Write out each line of the material again, word for word.

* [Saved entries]
------------------------------------

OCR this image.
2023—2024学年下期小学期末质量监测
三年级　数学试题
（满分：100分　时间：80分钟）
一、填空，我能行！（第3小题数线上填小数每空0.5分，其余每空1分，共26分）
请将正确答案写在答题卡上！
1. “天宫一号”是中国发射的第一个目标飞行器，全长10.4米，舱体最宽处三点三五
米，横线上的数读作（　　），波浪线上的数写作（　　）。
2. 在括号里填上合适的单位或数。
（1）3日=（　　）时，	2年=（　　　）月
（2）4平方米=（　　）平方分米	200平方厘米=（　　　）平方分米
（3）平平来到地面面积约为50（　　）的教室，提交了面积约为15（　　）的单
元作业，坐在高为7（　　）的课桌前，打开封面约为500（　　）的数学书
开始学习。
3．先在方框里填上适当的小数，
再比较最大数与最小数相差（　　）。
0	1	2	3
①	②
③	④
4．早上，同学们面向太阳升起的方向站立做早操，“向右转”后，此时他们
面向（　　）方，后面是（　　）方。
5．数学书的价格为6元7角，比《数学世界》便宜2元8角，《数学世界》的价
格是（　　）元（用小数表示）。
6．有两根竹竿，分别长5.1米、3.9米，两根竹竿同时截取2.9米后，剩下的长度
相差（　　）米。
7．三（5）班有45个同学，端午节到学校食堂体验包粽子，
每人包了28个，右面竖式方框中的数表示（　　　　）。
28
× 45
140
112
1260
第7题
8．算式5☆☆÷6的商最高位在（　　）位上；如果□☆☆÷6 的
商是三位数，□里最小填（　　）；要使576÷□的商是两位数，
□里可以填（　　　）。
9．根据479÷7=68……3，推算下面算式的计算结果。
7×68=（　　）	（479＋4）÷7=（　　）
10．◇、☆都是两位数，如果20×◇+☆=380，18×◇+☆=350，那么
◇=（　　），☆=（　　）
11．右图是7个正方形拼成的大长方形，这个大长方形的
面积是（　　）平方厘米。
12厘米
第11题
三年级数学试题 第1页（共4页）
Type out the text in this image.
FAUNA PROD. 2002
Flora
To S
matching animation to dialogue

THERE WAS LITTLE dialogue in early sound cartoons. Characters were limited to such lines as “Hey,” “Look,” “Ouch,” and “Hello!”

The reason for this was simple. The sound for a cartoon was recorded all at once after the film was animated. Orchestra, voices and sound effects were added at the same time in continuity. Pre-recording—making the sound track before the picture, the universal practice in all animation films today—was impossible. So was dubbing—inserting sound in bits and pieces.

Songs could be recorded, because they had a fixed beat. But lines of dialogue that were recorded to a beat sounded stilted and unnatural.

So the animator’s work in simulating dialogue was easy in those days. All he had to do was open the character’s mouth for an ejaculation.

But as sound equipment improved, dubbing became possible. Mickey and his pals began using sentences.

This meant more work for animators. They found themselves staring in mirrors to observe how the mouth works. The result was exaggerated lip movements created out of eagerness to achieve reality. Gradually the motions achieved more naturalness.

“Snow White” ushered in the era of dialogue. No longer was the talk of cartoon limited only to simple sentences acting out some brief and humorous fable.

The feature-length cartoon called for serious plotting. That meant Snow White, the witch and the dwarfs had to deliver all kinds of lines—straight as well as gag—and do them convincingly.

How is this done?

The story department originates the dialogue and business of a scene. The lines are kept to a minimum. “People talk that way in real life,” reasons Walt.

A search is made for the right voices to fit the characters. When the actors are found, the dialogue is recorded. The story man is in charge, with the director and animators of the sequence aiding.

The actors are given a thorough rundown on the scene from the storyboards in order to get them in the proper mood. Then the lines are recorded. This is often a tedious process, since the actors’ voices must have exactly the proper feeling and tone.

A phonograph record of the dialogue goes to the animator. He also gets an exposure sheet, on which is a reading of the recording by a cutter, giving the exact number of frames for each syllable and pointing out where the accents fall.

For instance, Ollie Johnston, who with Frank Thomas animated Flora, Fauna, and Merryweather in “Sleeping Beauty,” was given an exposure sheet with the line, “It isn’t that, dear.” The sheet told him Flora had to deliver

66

------------------------------------

* [The result]
OCR this image.
2023—2024学年下期小学期末质量监测
三年级　数学试题
（满分：100分　时间：80分钟）
一、填空，我能行！（第3小题数线上填小数每空0.5分，其余每空1分，共26分）
请将正确答案写在答题卡上！
1. “天宫一号”是中国发射的第一个目标飞行器，全长10.4米，舱体最宽处三点三五
米，横线上的数读作（　　），波浪线上的数写作（　　）。
2. 在括号里填上合适的单位或数。
（1）3日=（　　）时，	2年=（　　　）月
（2）4平方米=（　　）平方分米	200平方厘米=（　　　）平方分米
（3）平平来到地面面积约为50（　　）的教室，提交了面积约为15（　　）的单
元作业，坐在高为7（　　）的课桌前，打开封面约为500（　　）的数学书
开始学习。
3．先在方框里填上适当的小数，
再比较最大数与最小数相差（　　）。
0	1	2	3
①	②
③	④
4．早上，同学们面向太阳升起的方向站立做早操，“向右转”后，此时他们
面向（　　）方，后面是（　　）方。
5．数学书的价格为6元7角，比《数学世界》便宜2元8角，《数学世界》的价
格是（　　）元（用小数表示）。
6．有两根竹竿，分别长5.1米、3.9米，两根竹竿同时截取2.9米后，剩下的长度
相差（　　）米。
7．三（5）班有45个同学，端午节到学校食堂体验包粽子，
每人包了28个，右面竖式方框中的数表示（　　　　）。
28
× 45
140
112
1260
第7题
8．算式5☆☆÷6的商最高位在（　　）位上；如果□☆☆÷6 的
商是三位数，□里最小填（　　）；要使576÷□的商是两位数，
□里可以填（　　　）。
9．根据479÷7=68……3，推算下面算式的计算结果。
7×68=（　　）	（479＋4）÷7=（　　）
10．◇、☆都是两位数，如果20×◇+☆=380，18×◇+☆=350，那么
◇=（　　），☆=（　　）
11．右图是7个正方形拼成的大长方形，这个大长方形的
面积是（　　）平方厘米。
12厘米
第11题
三年级数学试题 第1页（共4页）
Type out the text in this image.
FAUNA PROD. 2002
Flora
To S
matching animation to dialogue

THERE WAS LITTLE dialogue in early sound cartoons. Characters were limited to such lines as “Hey,” “Look,” “Ouch,” and “Hello!”

The reason for this was simple. The sound for a cartoon was recorded all at once after the film was animated. Orchestra, voices and sound effects were added at the same time in continuity. Pre-recording—making the sound track before the picture, the universal practice in all animation films today—was impossible. So was dubbing—inserting sound in bits and pieces.

Songs could be recorded, because they had a fixed beat. But lines of dialogue that were recorded to a beat sounded stilted and unnatural.

So the animator’s work in simulating dialogue was easy in those days. All he had to do was open the character’s mouth for an ejaculation.

But as sound equipment improved, dubbing became possible. Mickey and his pals began using sentences.

This meant more work for animators. They found themselves staring in mirrors to observe how the mouth works. The result was exaggerated lip movements created out of eagerness to achieve reality. Gradually the motions achieved more naturalness.

“Snow White” ushered in the era of dialogue. No longer was the talk of cartoon limited only to simple sentences acting out some brief and humorous fable.

The feature-length cartoon called for serious plotting. That meant Snow White, the witch and the dwarfs had to deliver all kinds of lines—straight as well as gag—and do them convincingly.

How is this done?

The story department originates the dialogue and business of a scene. The lines are kept to a minimum. “People talk that way in real life,” reasons Walt.

A search is made for the right voices to fit the characters. When the actors are found, the dialogue is recorded. The story man is in charge, with the director and animators of the sequence aiding.

The actors are given a thorough rundown on the scene from the storyboards in order to get them in the proper mood. Then the lines are recorded. This is often a tedious process, since the actors’ voices must have exactly the proper feeling and tone.

A phonograph record of the dialogue goes to the animator. He also gets an exposure sheet, on which is a reading of the recording by a cutter, giving the exact number of frames for each syllable and pointing out where the accents fall.

For instance, Ollie Johnston, who with Frank Thomas animated Flora, Fauna, and Merryweather in “Sleeping Beauty,” was given an exposure sheet with the line, “It isn’t that, dear.” The sheet told him Flora had to deliver

66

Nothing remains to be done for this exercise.